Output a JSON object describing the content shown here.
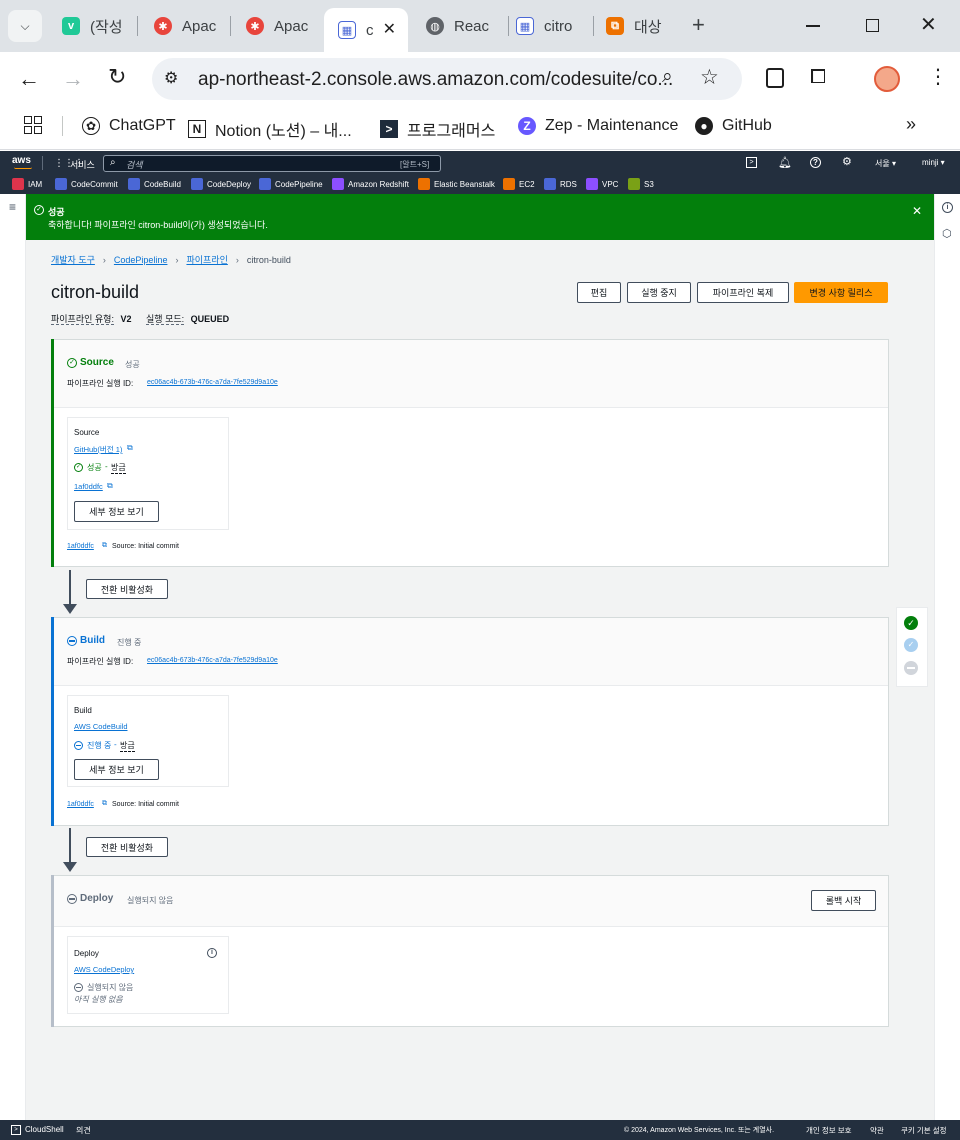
{
  "browser": {
    "tabs": [
      {
        "title": "(작성",
        "icon": "v-icon",
        "color": "#20c997"
      },
      {
        "title": "Apac",
        "icon": "apache-icon",
        "color": "#e8453c"
      },
      {
        "title": "Apac",
        "icon": "apache-icon",
        "color": "#e8453c"
      },
      {
        "title": "c",
        "icon": "codepipeline-icon",
        "color": "#4a67d6"
      },
      {
        "title": "Reac",
        "icon": "globe-icon",
        "color": "#5f6368"
      },
      {
        "title": "citro",
        "icon": "codepipeline-icon",
        "color": "#4a67d6"
      },
      {
        "title": "대상",
        "icon": "target-group-icon",
        "color": "#ed7100"
      }
    ],
    "url": "ap-northeast-2.console.aws.amazon.com/codesuite/co...",
    "bookmarks": [
      "ChatGPT",
      "Notion (노션) – 내...",
      "프로그래머스",
      "Zep - Maintenance",
      "GitHub"
    ]
  },
  "aws_nav": {
    "logo": "aws",
    "services": "서비스",
    "search_placeholder": "검색",
    "search_shortcut": "[알트+S]",
    "region": "서울 ▾",
    "user": "minji ▾",
    "favorites": [
      "IAM",
      "CodeCommit",
      "CodeBuild",
      "CodeDeploy",
      "CodePipeline",
      "Amazon Redshift",
      "Elastic Beanstalk",
      "EC2",
      "RDS",
      "VPC",
      "S3"
    ]
  },
  "flash": {
    "title": "성공",
    "message": "축하합니다! 파이프라인 citron-build이(가) 생성되었습니다."
  },
  "breadcrumb": [
    "개발자 도구",
    "CodePipeline",
    "파이프라인",
    "citron-build"
  ],
  "page": {
    "title": "citron-build",
    "pipeline_type_label": "파이프라인 유형:",
    "pipeline_type": "V2",
    "exec_mode_label": "실행 모드:",
    "exec_mode": "QUEUED"
  },
  "header_buttons": {
    "edit": "편집",
    "stop": "실행 중지",
    "clone": "파이프라인 복제",
    "release": "변경 사항 릴리스"
  },
  "colors": {
    "success": "#037f0c",
    "in_progress": "#0972d3",
    "not_started": "#5f6b7a",
    "primary_button": "#ff9900",
    "nav": "#232f3e"
  },
  "stages": [
    {
      "name": "Source",
      "status": "성공",
      "exec_id_label": "파이프라인 실행 ID:",
      "exec_id": "ec06ac4b-673b-476c-a7da-7fe529d9a10e",
      "action": {
        "name": "Source",
        "provider": "GitHub(버전 1)",
        "status": "성공",
        "time": "방금",
        "commit": "1af0ddfc",
        "details": "세부 정보 보기"
      },
      "commit": "1af0ddfc",
      "commit_msg": "Source: Initial commit",
      "transition": "전환 비활성화"
    },
    {
      "name": "Build",
      "status": "진행 중",
      "exec_id_label": "파이프라인 실행 ID:",
      "exec_id": "ec06ac4b-673b-476c-a7da-7fe529d9a10e",
      "action": {
        "name": "Build",
        "provider": "AWS CodeBuild",
        "status": "진행 중",
        "time": "방금",
        "details": "세부 정보 보기"
      },
      "commit": "1af0ddfc",
      "commit_msg": "Source: Initial commit",
      "transition": "전환 비활성화"
    },
    {
      "name": "Deploy",
      "status": "실행되지 않음",
      "retry": "롤백 시작",
      "action": {
        "name": "Deploy",
        "provider": "AWS CodeDeploy",
        "status": "실행되지 않음",
        "note": "아직 실행 없음"
      }
    }
  ],
  "footer": {
    "cloudshell": "CloudShell",
    "feedback": "의견",
    "copyright": "© 2024, Amazon Web Services, Inc. 또는 계열사.",
    "privacy": "개인 정보 보호",
    "terms": "약관",
    "cookies": "쿠키 기본 설정"
  }
}
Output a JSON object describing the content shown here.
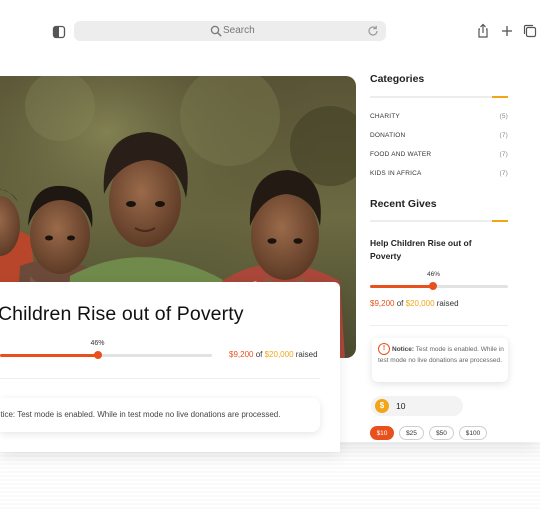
= = = =
Repeat each entry above word for word, leaving every picture out.

Output a JSON object describing the content shown here.
{
  "browser": {
    "tabs": [
      {
        "title": "(작성",
        "icon": "v-icon",
        "color": "#20c997"
      },
      {
        "title": "Apac",
        "icon": "apache-icon",
        "color": "#e8453c"
      },
      {
        "title": "Apac",
        "icon": "apache-icon",
        "color": "#e8453c"
      },
      {
        "title": "c",
        "icon": "codepipeline-icon",
        "color": "#4a67d6"
      },
      {
        "title": "Reac",
        "icon": "globe-icon",
        "color": "#5f6368"
      },
      {
        "title": "citro",
        "icon": "codepipeline-icon",
        "color": "#4a67d6"
      },
      {
        "title": "대상",
        "icon": "target-group-icon",
        "color": "#ed7100"
      }
    ],
    "url": "ap-northeast-2.console.aws.amazon.com/codesuite/co...",
    "bookmarks": [
      "ChatGPT",
      "Notion (노션) – 내...",
      "프로그래머스",
      "Zep - Maintenance",
      "GitHub"
    ]
  },
  "aws_nav": {
    "logo": "aws",
    "services": "서비스",
    "search_placeholder": "검색",
    "search_shortcut": "[알트+S]",
    "region": "서울 ▾",
    "user": "minji ▾",
    "favorites": [
      "IAM",
      "CodeCommit",
      "CodeBuild",
      "CodeDeploy",
      "CodePipeline",
      "Amazon Redshift",
      "Elastic Beanstalk",
      "EC2",
      "RDS",
      "VPC",
      "S3"
    ]
  },
  "flash": {
    "title": "성공",
    "message": "축하합니다! 파이프라인 citron-build이(가) 생성되었습니다."
  },
  "breadcrumb": [
    "개발자 도구",
    "CodePipeline",
    "파이프라인",
    "citron-build"
  ],
  "page": {
    "title": "citron-build",
    "pipeline_type_label": "파이프라인 유형:",
    "pipeline_type": "V2",
    "exec_mode_label": "실행 모드:",
    "exec_mode": "QUEUED"
  },
  "header_buttons": {
    "edit": "편집",
    "stop": "실행 중지",
    "clone": "파이프라인 복제",
    "release": "변경 사항 릴리스"
  },
  "colors": {
    "success": "#037f0c",
    "in_progress": "#0972d3",
    "not_started": "#5f6b7a",
    "primary_button": "#ff9900",
    "nav": "#232f3e"
  },
  "stages": [
    {
      "name": "Source",
      "status": "성공",
      "exec_id_label": "파이프라인 실행 ID:",
      "exec_id": "ec06ac4b-673b-476c-a7da-7fe529d9a10e",
      "action": {
        "name": "Source",
        "provider": "GitHub(버전 1)",
        "status": "성공",
        "time": "방금",
        "commit": "1af0ddfc",
        "details": "세부 정보 보기"
      },
      "commit": "1af0ddfc",
      "commit_msg": "Source: Initial commit",
      "transition": "전환 비활성화"
    },
    {
      "name": "Build",
      "status": "진행 중",
      "exec_id_label": "파이프라인 실행 ID:",
      "exec_id": "ec06ac4b-673b-476c-a7da-7fe529d9a10e",
      "action": {
        "name": "Build",
        "provider": "AWS CodeBuild",
        "status": "진행 중",
        "time": "방금",
        "details": "세부 정보 보기"
      },
      "commit": "1af0ddfc",
      "commit_msg": "Source: Initial commit",
      "transition": "전환 비활성화"
    },
    {
      "name": "Deploy",
      "status": "실행되지 않음",
      "retry": "롤백 시작",
      "action": {
        "name": "Deploy",
        "provider": "AWS CodeDeploy",
        "status": "실행되지 않음",
        "note": "아직 실행 없음"
      }
    }
  ],
  "footer": {
    "cloudshell": "CloudShell",
    "feedback": "의견",
    "copyright": "© 2024, Amazon Web Services, Inc. 또는 계열사.",
    "privacy": "개인 정보 보호",
    "terms": "약관",
    "cookies": "쿠키 기본 설정"
  }
}
Output a JSON object describing the content shown here.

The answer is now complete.